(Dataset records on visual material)
☆ ☆ ☆ ☆ ☆ ☆ ☆
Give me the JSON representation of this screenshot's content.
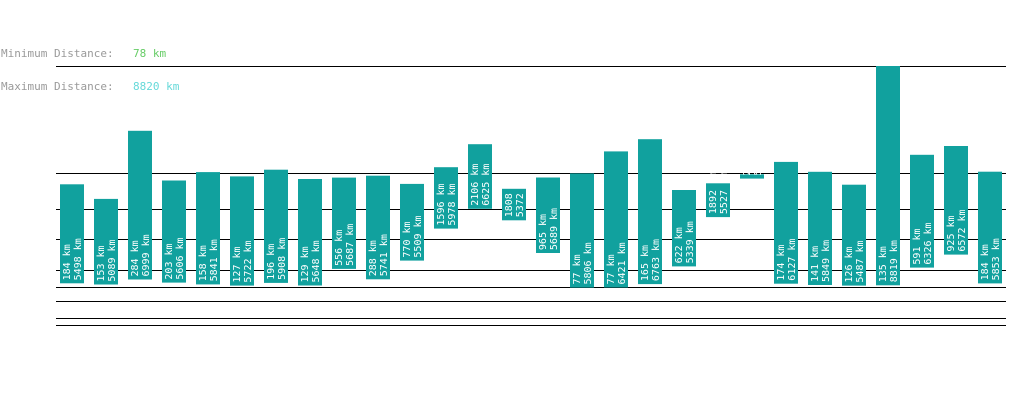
{
  "stats": {
    "min_label": "Minimum Distance:",
    "min_value": "78 km",
    "max_label": "Maximum Distance:",
    "max_value": "8820 km"
  },
  "colors": {
    "bar": "#11a19e",
    "bar_text": "#ffffff",
    "min_value": "#66cc66",
    "max_value": "#66d9d9",
    "label": "#9a9a9a",
    "grid": "#000000"
  },
  "chart_data": {
    "type": "bar",
    "series": [
      {
        "low": "184 km",
        "high": "5498 km"
      },
      {
        "low": "153 km",
        "high": "5089 km"
      },
      {
        "low": "284 km",
        "high": "6999 km"
      },
      {
        "low": "203 km",
        "high": "5606 km"
      },
      {
        "low": "158 km",
        "high": "5841 km"
      },
      {
        "low": "127 km",
        "high": "5722 km"
      },
      {
        "low": "196 km",
        "high": "5908 km"
      },
      {
        "low": "129 km",
        "high": "5648 km"
      },
      {
        "low": "556 km",
        "high": "5687 km"
      },
      {
        "low": "288 km",
        "high": "5741 km"
      },
      {
        "low": "770 km",
        "high": "5509 km"
      },
      {
        "low": "1596 km",
        "high": "5978 km"
      },
      {
        "low": "2106 km",
        "high": "6625 km"
      },
      {
        "low": "1808 km",
        "high": "5372 km"
      },
      {
        "low": "965 km",
        "high": "5689 km"
      },
      {
        "low": "77 km",
        "high": "5806 km"
      },
      {
        "low": "77 km",
        "high": "6421 km"
      },
      {
        "low": "165 km",
        "high": "6763 km"
      },
      {
        "low": "622 km",
        "high": "5339 km"
      },
      {
        "low": "1892 km",
        "high": "5527 km"
      },
      {
        "low": "2883 km",
        "high": "5779 km"
      },
      {
        "low": "174 km",
        "high": "6127 km"
      },
      {
        "low": "141 km",
        "high": "5849 km"
      },
      {
        "low": "126 km",
        "high": "5487 km"
      },
      {
        "low": "135 km",
        "high": "8819 km"
      },
      {
        "low": "591 km",
        "high": "6326 km"
      },
      {
        "low": "925 km",
        "high": "6572 km"
      },
      {
        "low": "184 km",
        "high": "5853 km"
      }
    ]
  }
}
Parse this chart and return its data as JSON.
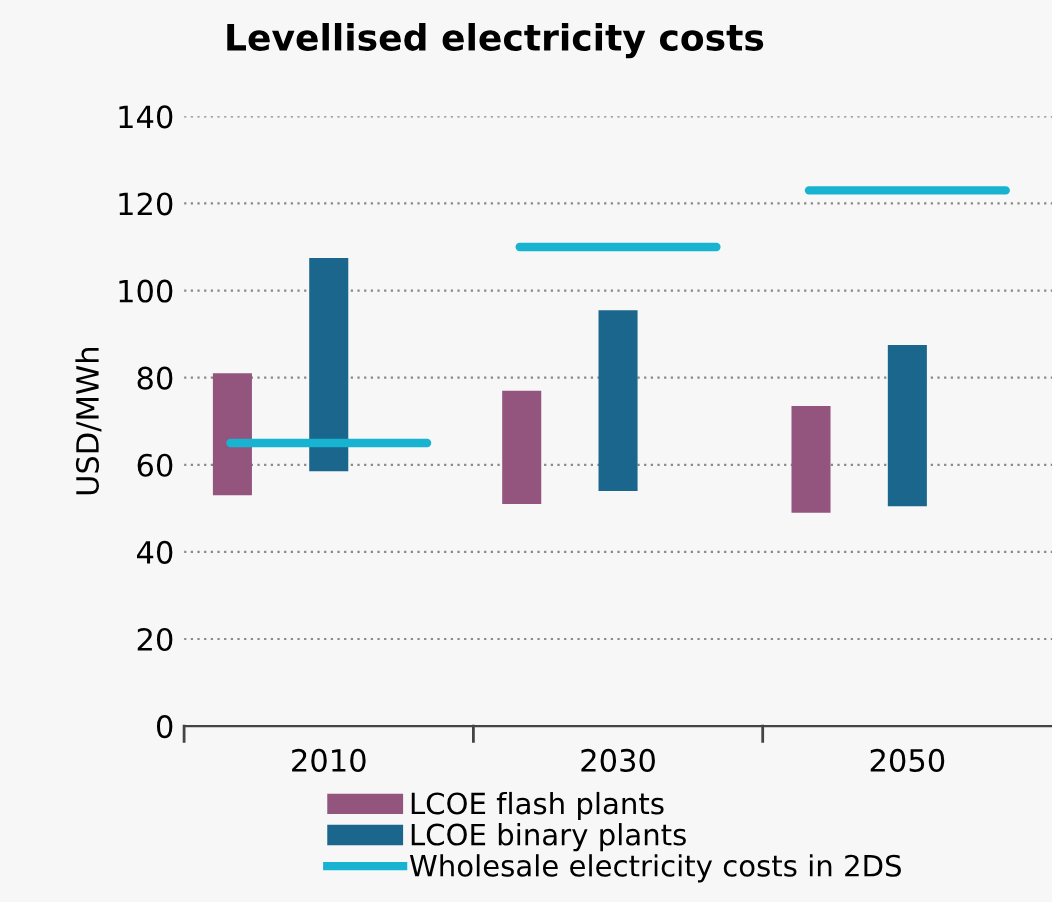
{
  "chart_data": {
    "type": "bar",
    "title": "Levellised electricity costs",
    "ylabel": "USD/MWh",
    "categories": [
      "2010",
      "2030",
      "2050"
    ],
    "series": [
      {
        "name": "LCOE flash plants",
        "color": "#93557e",
        "base": [
          53,
          51,
          49
        ],
        "values": [
          28,
          26,
          24.5
        ]
      },
      {
        "name": "LCOE binary plants",
        "color": "#1a668c",
        "base": [
          58.5,
          54,
          50.5
        ],
        "values": [
          49,
          41.5,
          37
        ]
      }
    ],
    "ref_lines": [
      {
        "axis": "y",
        "value": 65,
        "label": "Wholesale electricity costs in 2DS",
        "color": "#17b3d1"
      },
      {
        "axis": "y",
        "value": 110,
        "color": "#17b3d1"
      },
      {
        "axis": "y",
        "value": 123,
        "color": "#17b3d1"
      }
    ],
    "ylim": [
      0,
      140
    ],
    "yticks": [
      0,
      20,
      40,
      60,
      80,
      100,
      120,
      140
    ],
    "grid": "y",
    "legend": "bottom"
  }
}
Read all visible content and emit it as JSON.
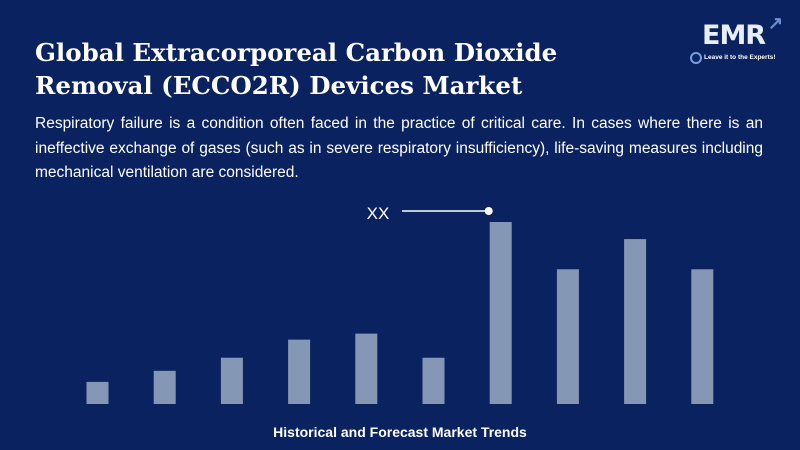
{
  "header": {
    "title": "Global Extracorporeal Carbon Dioxide Removal (ECCO2R) Devices Market",
    "description": "Respiratory failure is a condition often faced in the practice of critical care. In cases where there is an ineffective exchange of gases (such as in severe respiratory insufficiency), life-saving measures including mechanical ventilation are considered."
  },
  "logo": {
    "text": "EMR",
    "tagline": "Leave it to the Experts!"
  },
  "colors": {
    "background": "#0b2260",
    "bar": "#8497b4"
  },
  "chart_data": {
    "type": "bar",
    "title": "",
    "xlabel": "Historical and Forecast Market Trends",
    "ylabel": "",
    "categories": [
      "",
      "",
      "",
      "",
      "",
      "",
      "",
      "",
      "",
      ""
    ],
    "values": [
      22,
      33,
      46,
      64,
      70,
      46,
      181,
      134,
      164,
      134
    ],
    "ylim": [
      0,
      181
    ],
    "grid": false,
    "annotation": {
      "label": "XX",
      "bar_index": 6
    }
  }
}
☆ ☆ ☆ ☆ ☆ ☆ ☆
## WORK TO DO
From the material above, copy everything exactly but the pictures.

## FULL OUTPUT
Give me the JSON representation of this screenshot's content.
{
  "stats": {
    "min_label": "Minimum Distance:",
    "min_value": "78 km",
    "max_label": "Maximum Distance:",
    "max_value": "8820 km"
  },
  "colors": {
    "bar": "#11a19e",
    "bar_text": "#ffffff",
    "min_value": "#66cc66",
    "max_value": "#66d9d9",
    "label": "#9a9a9a",
    "grid": "#000000"
  },
  "chart_data": {
    "type": "bar",
    "series": [
      {
        "low": "184 km",
        "high": "5498 km"
      },
      {
        "low": "153 km",
        "high": "5089 km"
      },
      {
        "low": "284 km",
        "high": "6999 km"
      },
      {
        "low": "203 km",
        "high": "5606 km"
      },
      {
        "low": "158 km",
        "high": "5841 km"
      },
      {
        "low": "127 km",
        "high": "5722 km"
      },
      {
        "low": "196 km",
        "high": "5908 km"
      },
      {
        "low": "129 km",
        "high": "5648 km"
      },
      {
        "low": "556 km",
        "high": "5687 km"
      },
      {
        "low": "288 km",
        "high": "5741 km"
      },
      {
        "low": "770 km",
        "high": "5509 km"
      },
      {
        "low": "1596 km",
        "high": "5978 km"
      },
      {
        "low": "2106 km",
        "high": "6625 km"
      },
      {
        "low": "1808 km",
        "high": "5372 km"
      },
      {
        "low": "965 km",
        "high": "5689 km"
      },
      {
        "low": "77 km",
        "high": "5806 km"
      },
      {
        "low": "77 km",
        "high": "6421 km"
      },
      {
        "low": "165 km",
        "high": "6763 km"
      },
      {
        "low": "622 km",
        "high": "5339 km"
      },
      {
        "low": "1892 km",
        "high": "5527 km"
      },
      {
        "low": "2883 km",
        "high": "5779 km"
      },
      {
        "low": "174 km",
        "high": "6127 km"
      },
      {
        "low": "141 km",
        "high": "5849 km"
      },
      {
        "low": "126 km",
        "high": "5487 km"
      },
      {
        "low": "135 km",
        "high": "8819 km"
      },
      {
        "low": "591 km",
        "high": "6326 km"
      },
      {
        "low": "925 km",
        "high": "6572 km"
      },
      {
        "low": "184 km",
        "high": "5853 km"
      }
    ]
  }
}
Parse this chart and return its data as JSON.
{
  "chart_data": {
    "type": "bar",
    "title": "Levellised electricity costs",
    "ylabel": "USD/MWh",
    "categories": [
      "2010",
      "2030",
      "2050"
    ],
    "series": [
      {
        "name": "LCOE flash plants",
        "color": "#93557e",
        "base": [
          53,
          51,
          49
        ],
        "values": [
          28,
          26,
          24.5
        ]
      },
      {
        "name": "LCOE binary plants",
        "color": "#1a668c",
        "base": [
          58.5,
          54,
          50.5
        ],
        "values": [
          49,
          41.5,
          37
        ]
      }
    ],
    "ref_lines": [
      {
        "axis": "y",
        "value": 65,
        "label": "Wholesale electricity costs in 2DS",
        "color": "#17b3d1"
      },
      {
        "axis": "y",
        "value": 110,
        "color": "#17b3d1"
      },
      {
        "axis": "y",
        "value": 123,
        "color": "#17b3d1"
      }
    ],
    "ylim": [
      0,
      140
    ],
    "yticks": [
      0,
      20,
      40,
      60,
      80,
      100,
      120,
      140
    ],
    "grid": "y",
    "legend": "bottom"
  }
}
Read all visible content and emit it as JSON.
{
  "header": {
    "title": "Global Extracorporeal Carbon Dioxide Removal (ECCO2R) Devices Market",
    "description": "Respiratory failure is a condition often faced in the practice of critical care. In cases where there is an ineffective exchange of gases (such as in severe respiratory insufficiency), life-saving measures including mechanical ventilation are considered."
  },
  "logo": {
    "text": "EMR",
    "tagline": "Leave it to the Experts!"
  },
  "colors": {
    "background": "#0b2260",
    "bar": "#8497b4"
  },
  "chart_data": {
    "type": "bar",
    "title": "",
    "xlabel": "Historical and Forecast Market Trends",
    "ylabel": "",
    "categories": [
      "",
      "",
      "",
      "",
      "",
      "",
      "",
      "",
      "",
      ""
    ],
    "values": [
      22,
      33,
      46,
      64,
      70,
      46,
      181,
      134,
      164,
      134
    ],
    "ylim": [
      0,
      181
    ],
    "grid": false,
    "annotation": {
      "label": "XX",
      "bar_index": 6
    }
  }
}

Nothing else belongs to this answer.